* _Exercise goal_
Copy each line of the entries beneath that contains the word "name".

* _Dataset content_
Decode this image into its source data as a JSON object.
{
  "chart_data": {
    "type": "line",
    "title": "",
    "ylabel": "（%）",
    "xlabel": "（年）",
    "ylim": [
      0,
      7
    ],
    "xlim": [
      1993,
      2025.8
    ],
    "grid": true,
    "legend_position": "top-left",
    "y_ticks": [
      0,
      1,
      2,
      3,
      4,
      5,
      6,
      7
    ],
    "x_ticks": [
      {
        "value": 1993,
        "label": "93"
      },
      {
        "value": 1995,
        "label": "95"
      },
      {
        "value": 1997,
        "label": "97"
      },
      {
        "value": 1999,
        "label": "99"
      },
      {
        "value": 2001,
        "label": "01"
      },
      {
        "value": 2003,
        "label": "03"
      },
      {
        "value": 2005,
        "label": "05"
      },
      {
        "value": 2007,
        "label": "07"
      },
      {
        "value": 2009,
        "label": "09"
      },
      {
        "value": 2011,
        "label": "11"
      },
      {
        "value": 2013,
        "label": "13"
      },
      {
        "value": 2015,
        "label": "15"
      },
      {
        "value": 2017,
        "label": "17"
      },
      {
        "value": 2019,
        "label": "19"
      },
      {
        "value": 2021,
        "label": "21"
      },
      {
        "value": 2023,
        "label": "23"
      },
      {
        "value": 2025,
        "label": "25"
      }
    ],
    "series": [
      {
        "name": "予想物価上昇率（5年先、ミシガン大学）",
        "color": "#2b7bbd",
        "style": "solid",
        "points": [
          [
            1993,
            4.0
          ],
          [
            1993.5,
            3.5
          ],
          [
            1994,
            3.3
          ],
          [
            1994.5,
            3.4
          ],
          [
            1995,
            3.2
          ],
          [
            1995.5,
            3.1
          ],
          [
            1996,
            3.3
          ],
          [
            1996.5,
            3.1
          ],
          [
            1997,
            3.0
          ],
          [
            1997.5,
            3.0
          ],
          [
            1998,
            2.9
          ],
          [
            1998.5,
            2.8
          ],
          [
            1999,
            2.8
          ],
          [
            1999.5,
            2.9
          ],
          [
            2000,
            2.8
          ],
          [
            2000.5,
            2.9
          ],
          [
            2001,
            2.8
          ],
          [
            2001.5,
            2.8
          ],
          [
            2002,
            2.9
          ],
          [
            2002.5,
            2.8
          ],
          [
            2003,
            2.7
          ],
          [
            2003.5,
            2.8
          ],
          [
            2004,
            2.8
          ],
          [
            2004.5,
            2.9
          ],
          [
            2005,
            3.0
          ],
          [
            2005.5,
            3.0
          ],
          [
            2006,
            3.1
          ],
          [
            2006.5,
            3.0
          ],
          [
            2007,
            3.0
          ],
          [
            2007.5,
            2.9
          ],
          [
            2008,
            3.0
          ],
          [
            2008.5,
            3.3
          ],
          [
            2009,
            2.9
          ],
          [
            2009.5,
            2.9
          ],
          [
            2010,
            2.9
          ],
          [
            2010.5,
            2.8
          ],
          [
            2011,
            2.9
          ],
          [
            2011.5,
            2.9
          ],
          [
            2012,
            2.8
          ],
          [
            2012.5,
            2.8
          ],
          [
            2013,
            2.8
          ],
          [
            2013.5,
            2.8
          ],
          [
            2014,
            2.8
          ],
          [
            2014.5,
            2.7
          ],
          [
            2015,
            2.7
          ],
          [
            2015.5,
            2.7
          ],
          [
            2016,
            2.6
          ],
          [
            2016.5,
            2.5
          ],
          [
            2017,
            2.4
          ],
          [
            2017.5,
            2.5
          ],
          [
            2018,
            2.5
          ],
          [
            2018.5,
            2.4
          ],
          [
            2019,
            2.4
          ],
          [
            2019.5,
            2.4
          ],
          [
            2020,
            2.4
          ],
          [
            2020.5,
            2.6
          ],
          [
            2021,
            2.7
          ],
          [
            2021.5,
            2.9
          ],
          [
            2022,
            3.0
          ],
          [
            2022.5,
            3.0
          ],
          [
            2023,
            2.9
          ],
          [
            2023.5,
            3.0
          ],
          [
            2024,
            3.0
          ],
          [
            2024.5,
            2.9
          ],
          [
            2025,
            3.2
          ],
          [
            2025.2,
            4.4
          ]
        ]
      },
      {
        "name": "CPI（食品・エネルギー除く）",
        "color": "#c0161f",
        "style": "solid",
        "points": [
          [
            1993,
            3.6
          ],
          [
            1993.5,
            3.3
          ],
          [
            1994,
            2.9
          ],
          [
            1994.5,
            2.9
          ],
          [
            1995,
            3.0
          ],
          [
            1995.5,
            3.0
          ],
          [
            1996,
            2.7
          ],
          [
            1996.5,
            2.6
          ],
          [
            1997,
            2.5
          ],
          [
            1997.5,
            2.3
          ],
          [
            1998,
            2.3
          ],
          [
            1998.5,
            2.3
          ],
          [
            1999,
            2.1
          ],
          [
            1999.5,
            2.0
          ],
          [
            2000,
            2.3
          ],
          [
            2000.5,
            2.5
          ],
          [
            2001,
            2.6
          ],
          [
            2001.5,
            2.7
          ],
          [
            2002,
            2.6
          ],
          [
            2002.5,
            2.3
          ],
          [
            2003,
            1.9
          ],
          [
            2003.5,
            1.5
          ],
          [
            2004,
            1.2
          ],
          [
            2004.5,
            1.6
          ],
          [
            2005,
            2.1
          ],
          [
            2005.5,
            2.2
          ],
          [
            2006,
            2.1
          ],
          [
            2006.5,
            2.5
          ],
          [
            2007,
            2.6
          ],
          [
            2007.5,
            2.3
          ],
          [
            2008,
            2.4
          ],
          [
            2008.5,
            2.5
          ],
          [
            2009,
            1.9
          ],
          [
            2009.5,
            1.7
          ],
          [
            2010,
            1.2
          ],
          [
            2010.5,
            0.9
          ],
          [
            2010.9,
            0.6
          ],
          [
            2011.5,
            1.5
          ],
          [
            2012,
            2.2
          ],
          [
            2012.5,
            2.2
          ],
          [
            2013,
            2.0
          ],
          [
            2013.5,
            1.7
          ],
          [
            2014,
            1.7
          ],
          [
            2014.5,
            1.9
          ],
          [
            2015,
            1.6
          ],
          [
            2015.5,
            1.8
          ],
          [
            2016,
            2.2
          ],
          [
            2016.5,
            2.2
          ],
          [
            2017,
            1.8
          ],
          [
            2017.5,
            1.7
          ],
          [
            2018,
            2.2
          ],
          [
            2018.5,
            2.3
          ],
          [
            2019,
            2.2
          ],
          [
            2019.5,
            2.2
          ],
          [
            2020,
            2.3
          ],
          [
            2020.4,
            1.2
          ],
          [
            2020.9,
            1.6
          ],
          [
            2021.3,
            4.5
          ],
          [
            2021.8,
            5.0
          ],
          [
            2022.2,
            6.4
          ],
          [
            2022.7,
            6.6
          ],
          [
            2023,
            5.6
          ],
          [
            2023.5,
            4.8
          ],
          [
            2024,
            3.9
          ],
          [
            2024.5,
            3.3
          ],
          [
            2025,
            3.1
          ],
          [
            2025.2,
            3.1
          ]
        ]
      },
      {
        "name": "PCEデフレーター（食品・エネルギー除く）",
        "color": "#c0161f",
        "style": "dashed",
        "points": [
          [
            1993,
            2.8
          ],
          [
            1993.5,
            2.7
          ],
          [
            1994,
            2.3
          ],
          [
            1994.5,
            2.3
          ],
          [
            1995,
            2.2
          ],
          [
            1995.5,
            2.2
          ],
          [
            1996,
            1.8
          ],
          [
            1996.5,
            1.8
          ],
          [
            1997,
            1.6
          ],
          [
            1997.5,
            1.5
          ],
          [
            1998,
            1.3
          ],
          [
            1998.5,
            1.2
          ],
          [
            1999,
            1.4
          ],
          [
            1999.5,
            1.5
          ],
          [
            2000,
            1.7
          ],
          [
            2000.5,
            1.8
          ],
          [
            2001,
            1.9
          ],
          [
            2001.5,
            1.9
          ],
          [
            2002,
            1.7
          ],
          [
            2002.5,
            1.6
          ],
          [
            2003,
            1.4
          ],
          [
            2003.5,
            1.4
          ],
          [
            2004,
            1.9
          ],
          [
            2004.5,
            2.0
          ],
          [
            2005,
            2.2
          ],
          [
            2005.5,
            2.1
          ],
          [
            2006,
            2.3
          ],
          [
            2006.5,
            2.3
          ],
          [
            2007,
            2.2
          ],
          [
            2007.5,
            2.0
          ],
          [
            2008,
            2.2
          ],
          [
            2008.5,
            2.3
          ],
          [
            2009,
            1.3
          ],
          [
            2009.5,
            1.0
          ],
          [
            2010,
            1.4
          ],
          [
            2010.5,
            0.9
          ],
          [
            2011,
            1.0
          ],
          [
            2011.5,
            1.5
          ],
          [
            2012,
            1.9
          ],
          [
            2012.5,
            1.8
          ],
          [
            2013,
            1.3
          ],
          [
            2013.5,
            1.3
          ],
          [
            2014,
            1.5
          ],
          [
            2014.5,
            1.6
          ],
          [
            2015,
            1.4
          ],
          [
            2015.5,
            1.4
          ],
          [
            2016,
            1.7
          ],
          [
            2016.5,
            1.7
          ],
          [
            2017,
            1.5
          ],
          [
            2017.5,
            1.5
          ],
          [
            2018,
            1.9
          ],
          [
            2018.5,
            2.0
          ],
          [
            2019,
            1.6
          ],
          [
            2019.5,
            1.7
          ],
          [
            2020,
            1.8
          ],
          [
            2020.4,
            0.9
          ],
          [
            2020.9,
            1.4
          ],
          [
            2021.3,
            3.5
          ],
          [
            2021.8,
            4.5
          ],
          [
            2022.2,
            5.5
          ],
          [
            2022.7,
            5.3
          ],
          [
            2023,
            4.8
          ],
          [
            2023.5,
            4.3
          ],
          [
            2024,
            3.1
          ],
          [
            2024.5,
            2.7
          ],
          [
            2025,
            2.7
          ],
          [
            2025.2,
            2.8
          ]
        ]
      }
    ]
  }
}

* _Final result_
        "name": "予想物価上昇率（5年先、ミシガン大学）",
        "name": "CPI（食品・エネルギー除く）",
        "name": "PCEデフレーター（食品・エネルギー除く）",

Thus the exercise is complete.